# Information given
┌──

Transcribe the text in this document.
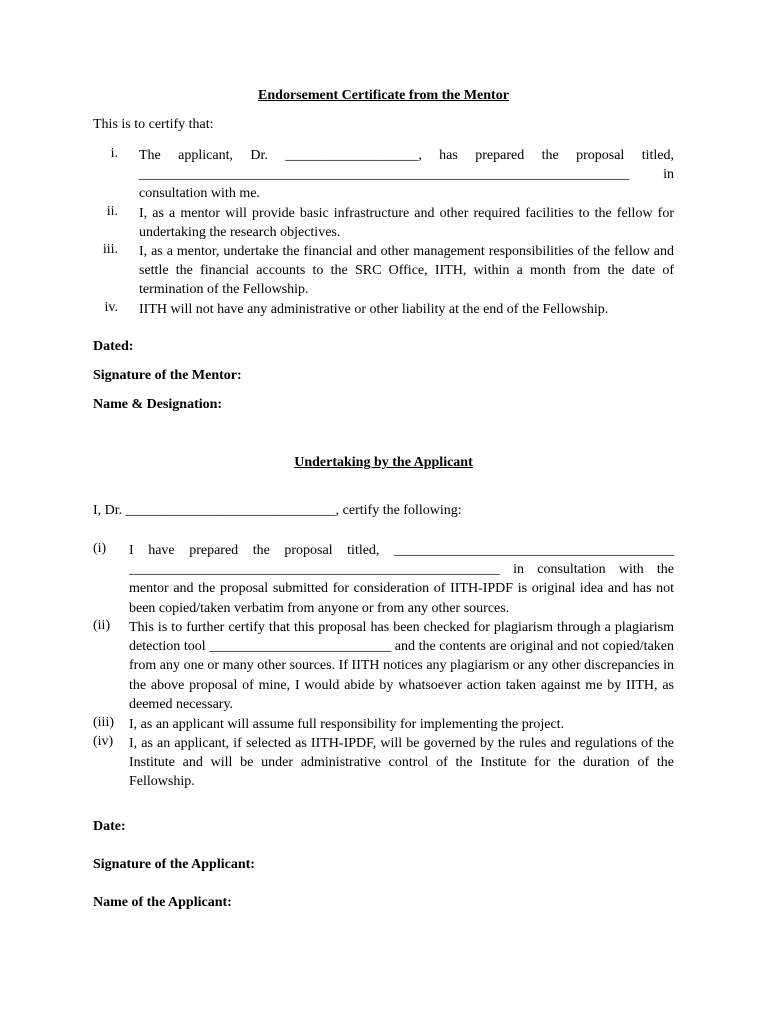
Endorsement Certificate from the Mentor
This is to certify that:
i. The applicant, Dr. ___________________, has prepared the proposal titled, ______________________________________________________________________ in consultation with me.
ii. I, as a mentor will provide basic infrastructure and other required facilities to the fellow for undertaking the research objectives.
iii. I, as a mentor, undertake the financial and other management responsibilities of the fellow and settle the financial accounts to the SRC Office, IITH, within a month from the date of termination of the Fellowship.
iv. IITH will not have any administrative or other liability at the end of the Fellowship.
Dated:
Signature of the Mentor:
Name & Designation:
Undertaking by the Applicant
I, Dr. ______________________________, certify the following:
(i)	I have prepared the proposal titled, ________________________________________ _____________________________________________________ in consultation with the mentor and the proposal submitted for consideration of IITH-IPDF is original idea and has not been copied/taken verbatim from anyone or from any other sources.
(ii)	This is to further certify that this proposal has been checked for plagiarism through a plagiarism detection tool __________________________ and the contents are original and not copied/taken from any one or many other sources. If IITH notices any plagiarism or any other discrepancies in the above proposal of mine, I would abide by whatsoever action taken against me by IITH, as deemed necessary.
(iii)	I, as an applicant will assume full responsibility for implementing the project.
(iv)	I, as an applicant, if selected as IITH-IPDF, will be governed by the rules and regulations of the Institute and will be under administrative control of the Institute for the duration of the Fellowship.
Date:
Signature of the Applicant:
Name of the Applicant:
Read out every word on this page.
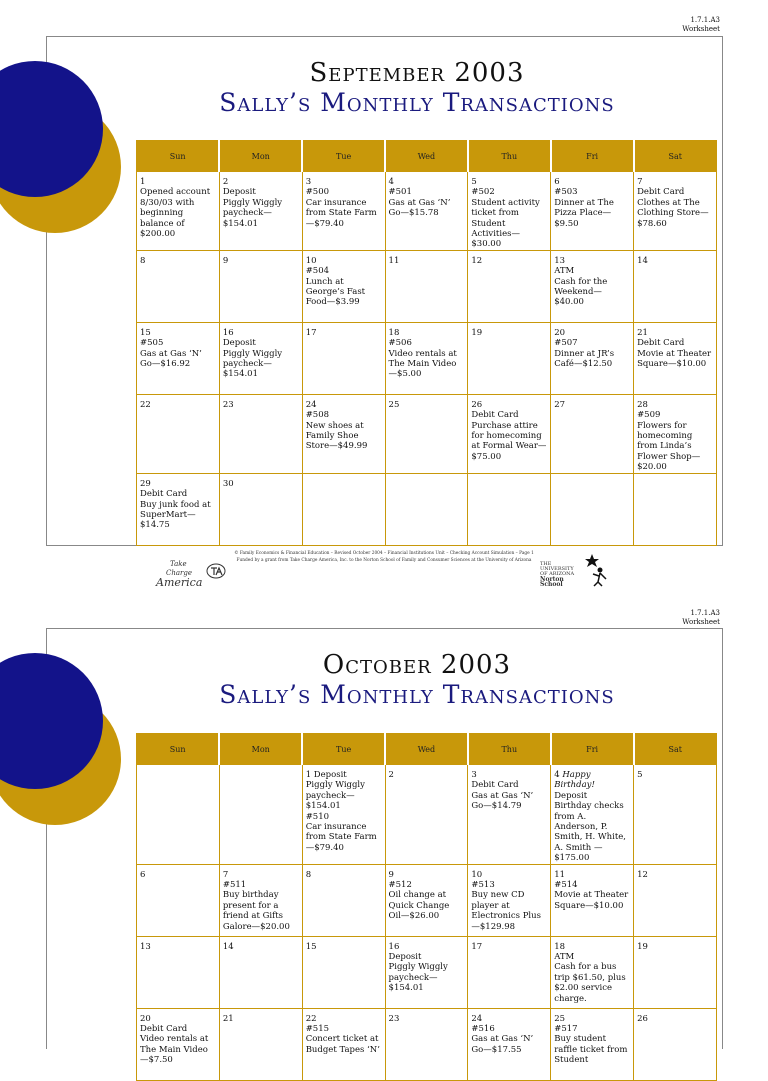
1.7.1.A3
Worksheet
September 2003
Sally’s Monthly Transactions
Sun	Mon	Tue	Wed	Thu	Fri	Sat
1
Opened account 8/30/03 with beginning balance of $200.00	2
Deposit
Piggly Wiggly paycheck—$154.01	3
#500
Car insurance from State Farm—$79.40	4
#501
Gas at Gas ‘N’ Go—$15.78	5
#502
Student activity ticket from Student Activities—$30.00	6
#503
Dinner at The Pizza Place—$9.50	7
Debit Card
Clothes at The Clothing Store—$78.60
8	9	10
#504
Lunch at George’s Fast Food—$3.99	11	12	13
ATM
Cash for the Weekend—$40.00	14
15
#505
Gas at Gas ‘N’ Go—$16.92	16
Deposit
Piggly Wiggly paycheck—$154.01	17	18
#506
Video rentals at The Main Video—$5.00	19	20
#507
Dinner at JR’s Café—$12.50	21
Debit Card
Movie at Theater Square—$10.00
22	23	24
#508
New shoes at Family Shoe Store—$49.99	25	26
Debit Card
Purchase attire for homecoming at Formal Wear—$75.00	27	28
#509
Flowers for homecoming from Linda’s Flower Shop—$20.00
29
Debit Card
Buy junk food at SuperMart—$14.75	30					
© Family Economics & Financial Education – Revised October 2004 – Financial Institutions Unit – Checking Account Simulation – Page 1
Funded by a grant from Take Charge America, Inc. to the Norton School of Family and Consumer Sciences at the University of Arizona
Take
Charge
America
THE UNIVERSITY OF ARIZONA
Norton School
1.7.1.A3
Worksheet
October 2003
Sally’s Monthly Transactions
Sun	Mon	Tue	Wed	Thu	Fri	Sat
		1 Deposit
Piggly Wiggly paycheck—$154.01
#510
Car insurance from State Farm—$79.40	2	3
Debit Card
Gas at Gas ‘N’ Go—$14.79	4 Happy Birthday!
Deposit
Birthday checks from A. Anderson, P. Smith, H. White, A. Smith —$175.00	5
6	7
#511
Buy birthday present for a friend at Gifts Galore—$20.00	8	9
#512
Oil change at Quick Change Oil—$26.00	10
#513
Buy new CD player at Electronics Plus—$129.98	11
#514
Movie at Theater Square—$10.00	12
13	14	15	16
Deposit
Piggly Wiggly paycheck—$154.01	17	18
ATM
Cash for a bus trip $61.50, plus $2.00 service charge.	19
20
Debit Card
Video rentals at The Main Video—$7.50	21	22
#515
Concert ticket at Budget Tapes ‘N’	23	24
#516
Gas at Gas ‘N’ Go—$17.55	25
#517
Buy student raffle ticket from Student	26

└──

# Stated exercise
Pull out every line above that holds the word "School".

# Exercise output
Funded by a grant from Take Charge America, Inc. to the Norton School of Family and Consumer Sciences at the University of Arizona
Norton School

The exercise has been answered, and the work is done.